### WHAT TO WORK ON
Identify and pull out each line of the entries in which "Ἀλέξανδρος" occurs.

### DATA SHOWN
'''

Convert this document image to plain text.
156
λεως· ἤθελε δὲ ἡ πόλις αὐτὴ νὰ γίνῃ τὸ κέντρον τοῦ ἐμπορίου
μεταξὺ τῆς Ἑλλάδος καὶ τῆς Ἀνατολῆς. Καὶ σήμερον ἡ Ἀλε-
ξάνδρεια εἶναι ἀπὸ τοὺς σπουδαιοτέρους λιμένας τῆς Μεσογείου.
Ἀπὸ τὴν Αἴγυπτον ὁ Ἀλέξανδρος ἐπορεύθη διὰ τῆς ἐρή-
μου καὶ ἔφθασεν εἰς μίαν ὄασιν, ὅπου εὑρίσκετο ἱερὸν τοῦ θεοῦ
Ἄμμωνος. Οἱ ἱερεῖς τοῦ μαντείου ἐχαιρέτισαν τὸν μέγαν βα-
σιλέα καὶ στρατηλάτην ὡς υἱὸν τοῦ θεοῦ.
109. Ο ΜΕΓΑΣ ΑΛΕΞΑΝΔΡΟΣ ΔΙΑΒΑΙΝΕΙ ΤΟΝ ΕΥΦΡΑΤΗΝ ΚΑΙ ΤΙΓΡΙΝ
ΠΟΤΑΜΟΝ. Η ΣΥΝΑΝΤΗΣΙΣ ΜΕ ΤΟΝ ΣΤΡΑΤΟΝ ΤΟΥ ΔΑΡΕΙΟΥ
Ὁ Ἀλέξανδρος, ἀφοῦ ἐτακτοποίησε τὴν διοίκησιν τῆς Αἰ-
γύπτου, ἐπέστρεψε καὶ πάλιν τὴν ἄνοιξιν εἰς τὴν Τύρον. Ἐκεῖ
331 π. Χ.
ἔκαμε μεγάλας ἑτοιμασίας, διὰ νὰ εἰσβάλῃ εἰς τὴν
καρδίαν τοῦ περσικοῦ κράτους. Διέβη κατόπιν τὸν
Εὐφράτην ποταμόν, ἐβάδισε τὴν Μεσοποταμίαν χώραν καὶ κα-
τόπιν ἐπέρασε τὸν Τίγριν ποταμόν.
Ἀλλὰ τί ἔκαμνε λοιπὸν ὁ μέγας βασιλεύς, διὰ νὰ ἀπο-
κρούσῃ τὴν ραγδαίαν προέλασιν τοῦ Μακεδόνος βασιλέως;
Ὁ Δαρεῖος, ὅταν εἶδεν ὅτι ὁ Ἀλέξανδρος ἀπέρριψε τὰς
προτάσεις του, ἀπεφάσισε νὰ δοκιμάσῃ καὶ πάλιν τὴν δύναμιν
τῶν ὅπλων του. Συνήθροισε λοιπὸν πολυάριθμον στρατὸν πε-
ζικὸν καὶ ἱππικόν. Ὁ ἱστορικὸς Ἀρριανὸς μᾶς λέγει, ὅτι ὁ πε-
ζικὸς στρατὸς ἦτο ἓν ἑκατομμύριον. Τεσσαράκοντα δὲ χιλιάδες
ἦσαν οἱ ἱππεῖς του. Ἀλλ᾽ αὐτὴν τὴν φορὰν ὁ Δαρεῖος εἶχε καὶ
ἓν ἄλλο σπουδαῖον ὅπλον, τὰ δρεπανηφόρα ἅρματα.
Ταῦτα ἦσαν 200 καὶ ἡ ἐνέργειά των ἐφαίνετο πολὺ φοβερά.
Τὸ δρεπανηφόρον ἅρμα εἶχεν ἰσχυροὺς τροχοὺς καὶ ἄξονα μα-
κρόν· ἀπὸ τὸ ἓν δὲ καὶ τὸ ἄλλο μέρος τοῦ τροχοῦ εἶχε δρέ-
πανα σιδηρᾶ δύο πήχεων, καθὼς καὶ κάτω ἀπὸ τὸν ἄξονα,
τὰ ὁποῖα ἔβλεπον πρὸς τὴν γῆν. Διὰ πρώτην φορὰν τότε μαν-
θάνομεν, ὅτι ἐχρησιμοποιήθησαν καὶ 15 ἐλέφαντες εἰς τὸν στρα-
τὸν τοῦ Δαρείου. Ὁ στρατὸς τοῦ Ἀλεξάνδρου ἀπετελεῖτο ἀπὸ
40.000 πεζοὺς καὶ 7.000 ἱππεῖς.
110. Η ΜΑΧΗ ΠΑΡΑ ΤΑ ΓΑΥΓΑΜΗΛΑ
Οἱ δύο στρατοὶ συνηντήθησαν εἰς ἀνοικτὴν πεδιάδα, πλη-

'''

### OUTPUT FOR THIS EXERCISE
Ἀπὸ τὴν Αἴγυπτον ὁ Ἀλέξανδρος ἐπορεύθη διὰ τῆς ἐρή-
Ὁ Ἀλέξανδρος, ἀφοῦ ἐτακτοποίησε τὴν διοίκησιν τῆς Αἰ-
Ὁ Δαρεῖος, ὅταν εἶδεν ὅτι ὁ Ἀλέξανδρος ἀπέρριψε τὰς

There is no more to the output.